• EXCERPTED TEXT:
=== Begin Enclosure ===
Last month Paul Rayhill traveled from Rome, N.Y. and met with Newport Beach and Costa Mesa city managers. Paul's a partner in Hawke Aerospace Group and President of Aviation Services Unlimited in NY.
Hawke Aero Group includes Uniflight Med-Flight and North East Aviation Technologies, which offer helicopter charter, EMS and maintenance operations.
Paul joined forces with Newport resident Peter Adderton, after the cancellation of the ABLE police helicopter program, to propose a public-private partnership with both cities to supply helicopter services.
Up until now, Paul and Peter's ideas have been abstract. They've now revealed their plan.
In a 19-page document on the city of Costa Mesa's website (ci.costa-mesa.ca.us) Paul outlines insurance, safety, personnel, pilot prerequisites and training, maintenance operations, operator transition, marketing, customer service support and cost in a five-year contract proposal.
The proposal calls for a lease back rate of $425 per flight hour per city, 1,765 hours per year, total of $750,000 per city annually.
They would provide pilots, maintenance, manage the entire program and coordinate with the ABLE bureau commander. They are also offering something important that ABLE didn't have: Surf and Mountain Rescue, and Emergency Medical Services - EMS.
Paul says as other cities join in this consortium, the pricing goes down.
=== End Enclosure ===
• DATA EXCERPTS:
=== Begin Enclosure ===
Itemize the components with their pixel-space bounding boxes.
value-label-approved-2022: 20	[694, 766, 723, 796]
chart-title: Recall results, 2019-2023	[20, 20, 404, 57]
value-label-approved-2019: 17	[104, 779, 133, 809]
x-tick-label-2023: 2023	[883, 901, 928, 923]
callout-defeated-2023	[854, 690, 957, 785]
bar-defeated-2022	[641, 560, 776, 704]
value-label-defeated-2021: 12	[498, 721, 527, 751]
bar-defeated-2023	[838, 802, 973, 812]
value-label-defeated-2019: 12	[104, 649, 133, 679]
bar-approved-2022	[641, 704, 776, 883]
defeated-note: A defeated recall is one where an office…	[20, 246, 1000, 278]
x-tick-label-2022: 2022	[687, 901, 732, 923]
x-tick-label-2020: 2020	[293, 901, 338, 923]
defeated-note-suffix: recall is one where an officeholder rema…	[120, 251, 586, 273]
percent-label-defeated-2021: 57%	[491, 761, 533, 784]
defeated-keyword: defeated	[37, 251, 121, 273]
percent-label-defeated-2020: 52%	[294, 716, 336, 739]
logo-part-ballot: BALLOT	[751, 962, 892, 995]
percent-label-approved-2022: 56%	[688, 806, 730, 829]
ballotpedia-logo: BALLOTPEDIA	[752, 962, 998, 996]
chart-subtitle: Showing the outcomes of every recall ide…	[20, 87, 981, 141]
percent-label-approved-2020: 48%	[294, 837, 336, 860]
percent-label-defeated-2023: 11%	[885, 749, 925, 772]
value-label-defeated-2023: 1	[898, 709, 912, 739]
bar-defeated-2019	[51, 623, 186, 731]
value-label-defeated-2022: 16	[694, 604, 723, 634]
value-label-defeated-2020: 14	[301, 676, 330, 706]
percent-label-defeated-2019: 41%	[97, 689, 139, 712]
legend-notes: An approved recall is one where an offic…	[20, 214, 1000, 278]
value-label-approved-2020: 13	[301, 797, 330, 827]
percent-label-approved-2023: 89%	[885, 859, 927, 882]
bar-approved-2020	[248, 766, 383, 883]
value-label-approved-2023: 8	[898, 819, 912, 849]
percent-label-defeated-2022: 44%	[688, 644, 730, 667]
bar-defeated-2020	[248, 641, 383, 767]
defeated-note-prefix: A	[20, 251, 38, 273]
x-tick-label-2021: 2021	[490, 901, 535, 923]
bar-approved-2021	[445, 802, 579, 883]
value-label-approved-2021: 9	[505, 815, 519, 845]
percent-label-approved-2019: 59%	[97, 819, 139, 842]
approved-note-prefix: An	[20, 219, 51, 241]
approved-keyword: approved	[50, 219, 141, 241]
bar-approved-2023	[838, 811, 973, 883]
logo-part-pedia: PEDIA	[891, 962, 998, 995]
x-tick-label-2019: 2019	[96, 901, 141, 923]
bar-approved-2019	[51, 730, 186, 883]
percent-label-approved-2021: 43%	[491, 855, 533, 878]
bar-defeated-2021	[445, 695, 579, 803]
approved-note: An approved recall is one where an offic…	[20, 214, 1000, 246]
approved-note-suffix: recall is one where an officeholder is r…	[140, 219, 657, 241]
=== End Enclosure ===
• TASK ITEM A:
In the helicopter services article, what lease back rate per flight hour does the proposal set for each city?
• TASK ITEM B:
Please write what comes next in the helicopter services article, starting after its final sentence.
The data comes from a separate source and is unrelated to the helicopter services article.

• RESPONSE BOX A:
$425 per flight hour per city.

• RESPONSE BOX B:
But there are two main stumbling blocks as I see it. They're asking the current ABLE helicopters be sold to them for $1, and there still needs to be one sworn officer on all flights.
Costa Mesa CEO Tom Hatch said, "I do see some things that I like in the proposal, especially the idea of a larger service area to make it as efficient as possible. The more cities that would be part of a program, the less costs to Newport or Costa Mesa. We provided a copy of the proposal to the City Council. Given that the City Council has already provided direction on what we are doing for helicopter support services - partnering with Huntington Beach right now - the proposal is interesting but it is also expensive."
He also said, "I agree with you that the sale of helicopters and equipment for $1 is a problem. The commitment of additional resources would be difficult right now as well - up to $750,000 requested. The proposal requires that the two cities provide a sworn observer for the helicopter, which would add additional costs. Given that the City Council has recently made a policy decision on how we are proceeding right now, I would need further City Council direction before we formally looked for proposals for helicopter services. I have asked the Police Department to develop a letter response to Mr. Rayhill and Mr. Adderton with a copy to Newport Beach."
Newport's City Manager Dave Kiff says using reserve officers, not former ABLE pilots, would be a cost saver here, but agrees the $1 sale's going to be a tough hurdle.
Newport's Council last week approved a three-year contract with Huntington Beach for service with a 60-day cancellation clause and directed Dave to keep exploring options in the next 30 days.
Sounds like Paul and Peter are still in the game in Newport; Costa Mesa sounds iffy. And that could be a problem since I doubt Newport would take on the whole package alone, but has the most to gain with these new additional services.